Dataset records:
________________________________________

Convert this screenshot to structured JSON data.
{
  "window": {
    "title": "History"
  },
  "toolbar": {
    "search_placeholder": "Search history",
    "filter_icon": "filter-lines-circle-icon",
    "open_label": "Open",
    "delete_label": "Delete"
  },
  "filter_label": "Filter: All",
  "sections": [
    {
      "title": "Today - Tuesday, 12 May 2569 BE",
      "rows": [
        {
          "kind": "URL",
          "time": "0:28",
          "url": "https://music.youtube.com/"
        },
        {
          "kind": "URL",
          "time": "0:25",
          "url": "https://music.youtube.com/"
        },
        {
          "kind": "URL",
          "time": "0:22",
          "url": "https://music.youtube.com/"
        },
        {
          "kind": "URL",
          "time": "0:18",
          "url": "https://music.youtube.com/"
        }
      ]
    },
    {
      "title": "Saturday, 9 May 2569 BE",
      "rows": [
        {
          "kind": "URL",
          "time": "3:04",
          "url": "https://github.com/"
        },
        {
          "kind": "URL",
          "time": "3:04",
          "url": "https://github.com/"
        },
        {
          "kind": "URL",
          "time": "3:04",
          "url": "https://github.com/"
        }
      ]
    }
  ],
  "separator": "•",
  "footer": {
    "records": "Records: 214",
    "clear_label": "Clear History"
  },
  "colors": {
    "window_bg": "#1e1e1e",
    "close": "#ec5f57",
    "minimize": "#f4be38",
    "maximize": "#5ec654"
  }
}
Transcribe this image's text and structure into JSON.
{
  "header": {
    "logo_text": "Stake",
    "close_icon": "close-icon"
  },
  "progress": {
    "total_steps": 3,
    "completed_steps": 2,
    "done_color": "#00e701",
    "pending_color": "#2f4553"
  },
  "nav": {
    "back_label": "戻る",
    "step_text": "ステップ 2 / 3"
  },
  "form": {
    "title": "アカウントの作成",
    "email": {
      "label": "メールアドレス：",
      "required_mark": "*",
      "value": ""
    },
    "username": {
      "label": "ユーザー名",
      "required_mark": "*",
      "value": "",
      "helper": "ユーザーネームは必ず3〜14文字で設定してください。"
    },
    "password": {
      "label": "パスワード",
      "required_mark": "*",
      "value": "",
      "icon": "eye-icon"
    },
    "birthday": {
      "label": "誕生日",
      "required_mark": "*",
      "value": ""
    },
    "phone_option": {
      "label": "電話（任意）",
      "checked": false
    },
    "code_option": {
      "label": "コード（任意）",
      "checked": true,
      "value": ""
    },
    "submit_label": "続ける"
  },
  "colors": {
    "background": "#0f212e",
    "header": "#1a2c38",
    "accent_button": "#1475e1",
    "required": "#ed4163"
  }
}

________________________________________

▶ _What is needed_
Search the lines above for the string "time" and copy each line that has it.

▶ _Task answer_
          "time": "0:28",
          "time": "0:25",
          "time": "0:22",
          "time": "0:18",
          "time": "3:04",
          "time": "3:04",
          "time": "3:04",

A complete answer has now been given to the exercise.